TASK TO CARRY OUT
Return the listing below verbatim. Pictures do not belong in the copy.
======== RECORDS FOR THE EXERCISE
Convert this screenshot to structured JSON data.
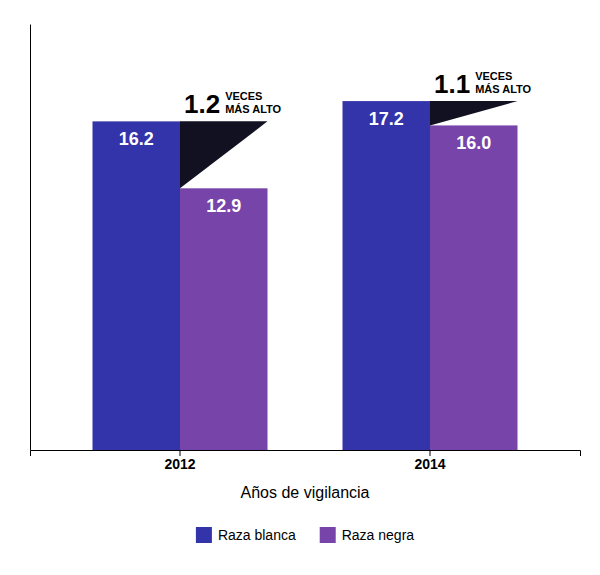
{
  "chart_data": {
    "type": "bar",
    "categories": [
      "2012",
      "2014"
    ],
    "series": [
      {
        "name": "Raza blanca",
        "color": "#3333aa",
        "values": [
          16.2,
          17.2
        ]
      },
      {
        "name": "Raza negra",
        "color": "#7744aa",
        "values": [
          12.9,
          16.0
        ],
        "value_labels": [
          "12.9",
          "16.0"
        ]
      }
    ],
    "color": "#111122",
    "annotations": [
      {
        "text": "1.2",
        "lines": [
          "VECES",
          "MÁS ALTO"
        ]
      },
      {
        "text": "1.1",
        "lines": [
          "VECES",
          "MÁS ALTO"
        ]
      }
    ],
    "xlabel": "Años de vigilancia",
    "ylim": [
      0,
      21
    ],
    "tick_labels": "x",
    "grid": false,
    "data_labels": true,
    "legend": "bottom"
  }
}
================
EXERCISE RESULT
Convert this screenshot to structured JSON data.
{
  "chart_data": {
    "type": "bar",
    "categories": [
      "2012",
      "2014"
    ],
    "series": [
      {
        "name": "Raza blanca",
        "color": "#3333aa",
        "values": [
          16.2,
          17.2
        ]
      },
      {
        "name": "Raza negra",
        "color": "#7744aa",
        "values": [
          12.9,
          16.0
        ],
        "value_labels": [
          "12.9",
          "16.0"
        ]
      }
    ],
    "color": "#111122",
    "annotations": [
      {
        "text": "1.2",
        "lines": [
          "VECES",
          "MÁS ALTO"
        ]
      },
      {
        "text": "1.1",
        "lines": [
          "VECES",
          "MÁS ALTO"
        ]
      }
    ],
    "xlabel": "Años de vigilancia",
    "ylim": [
      0,
      21
    ],
    "tick_labels": "x",
    "grid": false,
    "data_labels": true,
    "legend": "bottom"
  }
}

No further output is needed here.